**STATED EXERCISE**
Search the material below for the word "Euro". Copy every line that has it.

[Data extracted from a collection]

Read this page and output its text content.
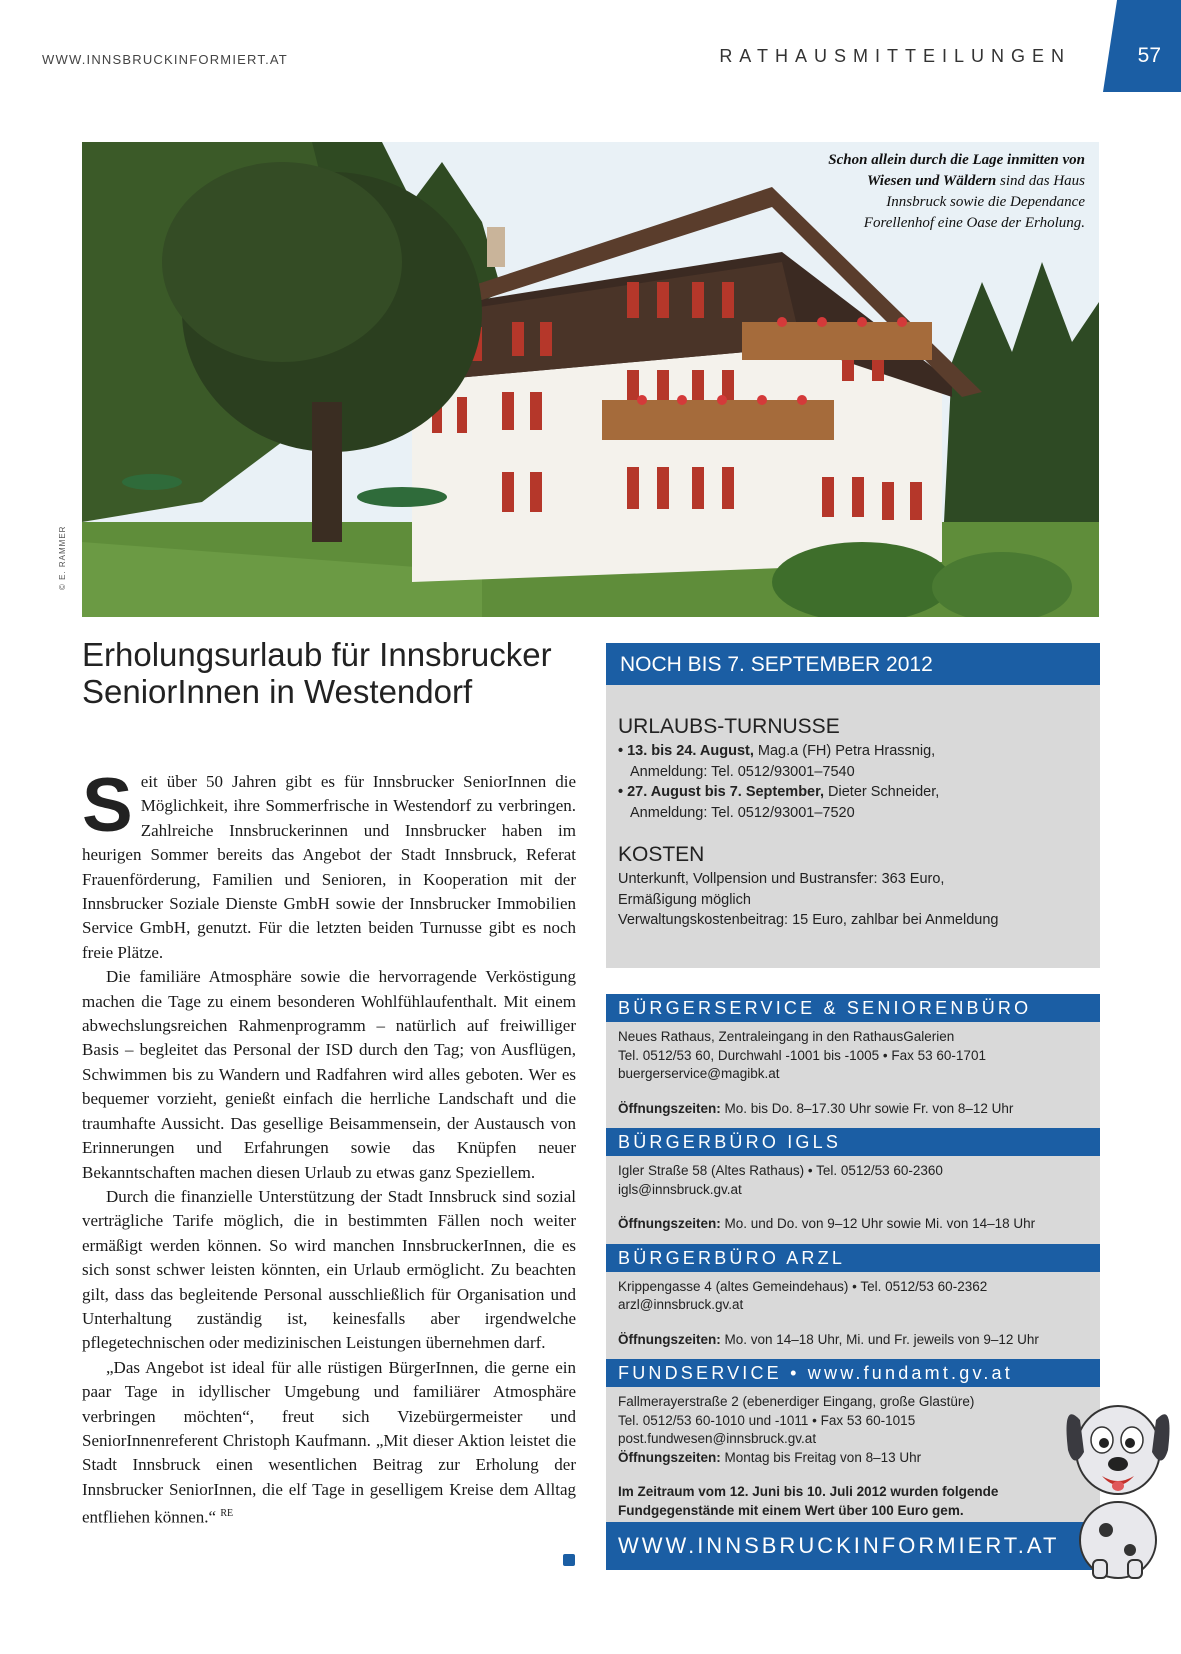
WWW.INNSBRUCKINFORMIERT.AT	RATHAUSMITTEILUNGEN	57
Schon allein durch die Lage inmitten von Wiesen und Wäldern sind das Haus Innsbruck sowie die Dependance Forellenhof eine Oase der Erholung.
© E. RAMMER
Erholungsurlaub für Innsbrucker SeniorInnen in Westendorf

Seit über 50 Jahren gibt es für Innsbrucker SeniorInnen die Möglichkeit, ihre Sommerfrische in Westendorf zu verbringen. Zahlreiche Innsbruckerinnen und Innsbrucker haben im heurigen Sommer bereits das Angebot der Stadt Innsbruck, Referat Frauenförderung, Familien und Senioren, in Kooperation mit der Innsbrucker Soziale Dienste GmbH sowie der Innsbrucker Immobilien Service GmbH, genutzt. Für die letzten beiden Turnusse gibt es noch freie Plätze.

Die familiäre Atmosphäre sowie die hervorragende Verköstigung machen die Tage zu einem besonderen Wohlfühlaufenthalt. Mit einem abwechslungsreichen Rahmenprogramm – natürlich auf freiwilliger Basis – begleitet das Personal der ISD durch den Tag; von Ausflügen, Schwimmen bis zu Wandern und Radfahren wird alles geboten. Wer es bequemer vorzieht, genießt einfach die herrliche Landschaft und die traumhafte Aussicht. Das gesellige Beisammensein, der Austausch von Erinnerungen und Erfahrungen sowie das Knüpfen neuer Bekanntschaften machen diesen Urlaub zu etwas ganz Speziellem.

Durch die finanzielle Unterstützung der Stadt Innsbruck sind sozial verträgliche Tarife möglich, die in bestimmten Fällen noch weiter ermäßigt werden können. So wird manchen InnsbruckerInnen, die es sich sonst schwer leisten könnten, ein Urlaub ermöglicht. Zu beachten gilt, dass das begleitende Personal ausschließlich für Organisation und Unterhaltung zuständig ist, keinesfalls aber irgendwelche pflegetechnischen oder medizinischen Leistungen übernehmen darf.

„Das Angebot ist ideal für alle rüstigen BürgerInnen, die gerne ein paar Tage in idyllischer Umgebung und familiärer Atmosphäre verbringen möchten“, freut sich Vizebürgermeister und SeniorInnenreferent Christoph Kaufmann. „Mit dieser Aktion leistet die Stadt Innsbruck einen wesentlichen Beitrag zur Erholung der Innsbrucker SeniorInnen, die elf Tage in geselligem Kreise dem Alltag entfliehen können.“ $^{RE}$

NOCH BIS 7. SEPTEMBER 2012
URLAUBS-TURNUSSE
• 13. bis 24. August, Mag.a (FH) Petra Hrassnig,
Anmeldung: Tel. 0512/93001–7540
• 27. August bis 7. September, Dieter Schneider,
Anmeldung: Tel. 0512/93001–7520
KOSTEN
Unterkunft, Vollpension und Bustransfer: 363 Euro,
Ermäßigung möglich
Verwaltungskostenbeitrag: 15 Euro, zahlbar bei Anmeldung
BÜRGERSERVICE & SENIORENBÜRO
Neues Rathaus, Zentraleingang in den RathausGalerien
Tel. 0512/53 60, Durchwahl -1001 bis -1005 • Fax 53 60-1701
buergerservice@magibk.at
Öffnungszeiten: Mo. bis Do. 8–17.30 Uhr sowie Fr. von 8–12 Uhr
BÜRGERBÜRO IGLS
Igler Straße 58 (Altes Rathaus) • Tel. 0512/53 60-2360
igls@innsbruck.gv.at
Öffnungszeiten: Mo. und Do. von 9–12 Uhr sowie Mi. von 14–18 Uhr
BÜRGERBÜRO ARZL
Krippengasse 4 (altes Gemeindehaus) • Tel. 0512/53 60-2362
arzl@innsbruck.gv.at
Öffnungszeiten: Mo. von 14–18 Uhr, Mi. und Fr. jeweils von 9–12 Uhr
FUNDSERVICE • www.fundamt.gv.at
Fallmerayerstraße 2 (ebenerdiger Eingang, große Glastüre)
Tel. 0512/53 60-1010 und -1011 • Fax 53 60-1015
post.fundwesen@innsbruck.gv.at
Öffnungszeiten: Montag bis Freitag von 8–13 Uhr
Im Zeitraum vom 12. Juni bis 10. Juli 2012 wurden folgende
Fundgegenstände mit einem Wert über 100 Euro gem.
WWW.INNSBRUCKINFORMIERT.AT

**OUTPUT OF THE EXERCISE**
Unterkunft, Vollpension und Bustransfer: 363 Euro,
Verwaltungskostenbeitrag: 15 Euro, zahlbar bei Anmeldung
Fundgegenstände mit einem Wert über 100 Euro gem.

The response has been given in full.